Entry into a Material Definitive Agreement.

Transaction Documents

In connection with the Transactions, on the Closing Date, IFF, DuPont and N&B entered into additional agreements, including, among others:

 

   

a Tax Matters Agreement (the “Tax Matters Agreement”) among IFF, DuPont and N&B, to govern the parties’ respective rights, responsibilities, and obligations with respect to taxes, including taxes arising in the ordinary course of business, taxes, if any, incurred as a result of any failure of the Distribution, the Mergers (as defined in the Merger Agreement) or certain related transactions to qualify as tax-free for U.S. federal income tax purposes, and the apportionment of tax attributes. The Tax Matters Agreement also sets forth the respective obligations of the parties with respect to the filing of tax returns, the administration of tax contests and assistance and cooperation on tax matters; and

 

   

an Intellectual Property Cross-License Agreement (the “IP Cross-License Agreement”) between N&B, DuPont and certain of their subsidiaries, which sets forth the terms and conditions under which the applicable parties may use in their respective businesses certain know-how (including trade secrets), copyrights, design rights, software, and patents, allocated to another party pursuant to the Separation Agreement, and pursuant to which N&B may use certain standards retained by DuPont. All licenses under the IP Cross-License Agreement are non-exclusive, worldwide and royalty-free.

Each of the foregoing descriptions does not purport to be complete and is qualified in its entirety by reference to each of the Tax Matters Agreement and the IP Cross-License Agreement, respectively, copies of which are attached hereto as Exhibits 10.1 and 10.2 and each of which is incorporated by reference into this Item 1.01. A summary of the material terms of each of the agreements described above is also contained in IFF’s Registration Statement on Form S-4, as amended (Registration No. 333-238072), which was declared effective by the Securities and Exchange Commission (the “SEC”) on December 31, 2020 (the “IFF Registration Statement”) and is incorporated by reference into this Item 1.01.

• _SOURCE DATA_
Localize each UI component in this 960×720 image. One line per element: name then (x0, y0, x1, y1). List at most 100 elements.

• _PROMPT 1_
From the agreement text, name every type of intellectual property that the IP Cross-License Agreement lets the parties use.
• _PROMPT 2_
According to the agreement text, on what date did the SEC declare IFF's Registration Statement on Form S-4 effective?
The listing is separate material with no tie to the agreement text.

• _CORRECT RESULT 1_
- Know-how (including trade secrets)
- Copyrights
- Design rights
- Software
- Patents

• _CORRECT RESULT 2_
December 31, 2020.